_THE DATA_
§ §

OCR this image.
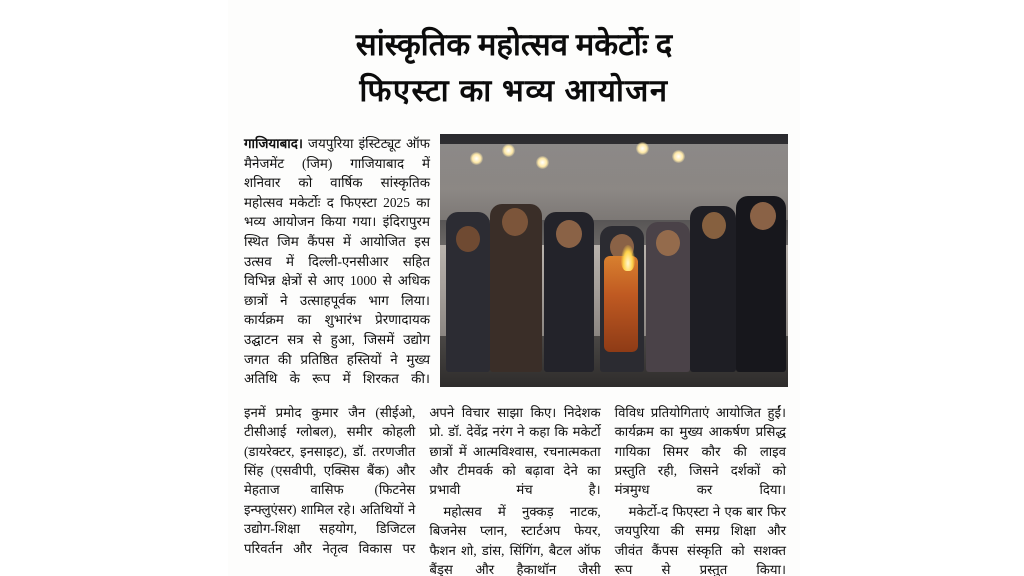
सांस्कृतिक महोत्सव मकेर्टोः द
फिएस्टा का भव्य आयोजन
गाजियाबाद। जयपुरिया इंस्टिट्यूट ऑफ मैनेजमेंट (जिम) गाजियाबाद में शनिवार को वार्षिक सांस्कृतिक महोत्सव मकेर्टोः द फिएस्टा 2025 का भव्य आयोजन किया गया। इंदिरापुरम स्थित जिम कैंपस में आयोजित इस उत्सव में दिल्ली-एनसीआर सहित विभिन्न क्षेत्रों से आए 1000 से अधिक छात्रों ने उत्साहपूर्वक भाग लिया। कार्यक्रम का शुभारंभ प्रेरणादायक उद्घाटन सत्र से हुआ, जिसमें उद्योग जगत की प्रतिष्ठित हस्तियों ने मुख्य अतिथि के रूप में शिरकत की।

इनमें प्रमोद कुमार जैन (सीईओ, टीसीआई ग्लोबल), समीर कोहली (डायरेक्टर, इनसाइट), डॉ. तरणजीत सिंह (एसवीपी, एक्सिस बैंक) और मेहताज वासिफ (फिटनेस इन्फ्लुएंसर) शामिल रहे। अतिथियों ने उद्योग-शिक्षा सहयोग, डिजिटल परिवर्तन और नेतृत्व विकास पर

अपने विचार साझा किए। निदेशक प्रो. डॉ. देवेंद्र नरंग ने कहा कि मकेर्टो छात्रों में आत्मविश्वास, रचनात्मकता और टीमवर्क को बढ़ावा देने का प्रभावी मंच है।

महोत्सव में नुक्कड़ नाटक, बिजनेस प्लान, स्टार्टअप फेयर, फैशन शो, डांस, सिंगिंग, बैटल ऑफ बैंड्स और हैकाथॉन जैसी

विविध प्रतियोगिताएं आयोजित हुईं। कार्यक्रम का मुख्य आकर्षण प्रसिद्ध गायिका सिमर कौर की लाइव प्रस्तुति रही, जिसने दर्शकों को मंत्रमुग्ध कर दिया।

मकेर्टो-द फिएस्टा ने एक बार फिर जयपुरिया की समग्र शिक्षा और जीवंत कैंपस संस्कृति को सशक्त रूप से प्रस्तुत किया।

§ §

_TASK DESCRIPTION_
Using the data above, write out every line exactly, leaving the images behind.

_OUTPUT OF THE TASK_
OCR this image.
सांस्कृतिक महोत्सव मकेर्टोः द
फिएस्टा का भव्य आयोजन
गाजियाबाद। जयपुरिया इंस्टिट्यूट ऑफ मैनेजमेंट (जिम) गाजियाबाद में शनिवार को वार्षिक सांस्कृतिक महोत्सव मकेर्टोः द फिएस्टा 2025 का भव्य आयोजन किया गया। इंदिरापुरम स्थित जिम कैंपस में आयोजित इस उत्सव में दिल्ली-एनसीआर सहित विभिन्न क्षेत्रों से आए 1000 से अधिक छात्रों ने उत्साहपूर्वक भाग लिया। कार्यक्रम का शुभारंभ प्रेरणादायक उद्घाटन सत्र से हुआ, जिसमें उद्योग जगत की प्रतिष्ठित हस्तियों ने मुख्य अतिथि के रूप में शिरकत की।

इनमें प्रमोद कुमार जैन (सीईओ, टीसीआई ग्लोबल), समीर कोहली (डायरेक्टर, इनसाइट), डॉ. तरणजीत सिंह (एसवीपी, एक्सिस बैंक) और मेहताज वासिफ (फिटनेस इन्फ्लुएंसर) शामिल रहे। अतिथियों ने उद्योग-शिक्षा सहयोग, डिजिटल परिवर्तन और नेतृत्व विकास पर

अपने विचार साझा किए। निदेशक प्रो. डॉ. देवेंद्र नरंग ने कहा कि मकेर्टो छात्रों में आत्मविश्वास, रचनात्मकता और टीमवर्क को बढ़ावा देने का प्रभावी मंच है।

महोत्सव में नुक्कड़ नाटक, बिजनेस प्लान, स्टार्टअप फेयर, फैशन शो, डांस, सिंगिंग, बैटल ऑफ बैंड्स और हैकाथॉन जैसी

विविध प्रतियोगिताएं आयोजित हुईं। कार्यक्रम का मुख्य आकर्षण प्रसिद्ध गायिका सिमर कौर की लाइव प्रस्तुति रही, जिसने दर्शकों को मंत्रमुग्ध कर दिया।

मकेर्टो-द फिएस्टा ने एक बार फिर जयपुरिया की समग्र शिक्षा और जीवंत कैंपस संस्कृति को सशक्त रूप से प्रस्तुत किया।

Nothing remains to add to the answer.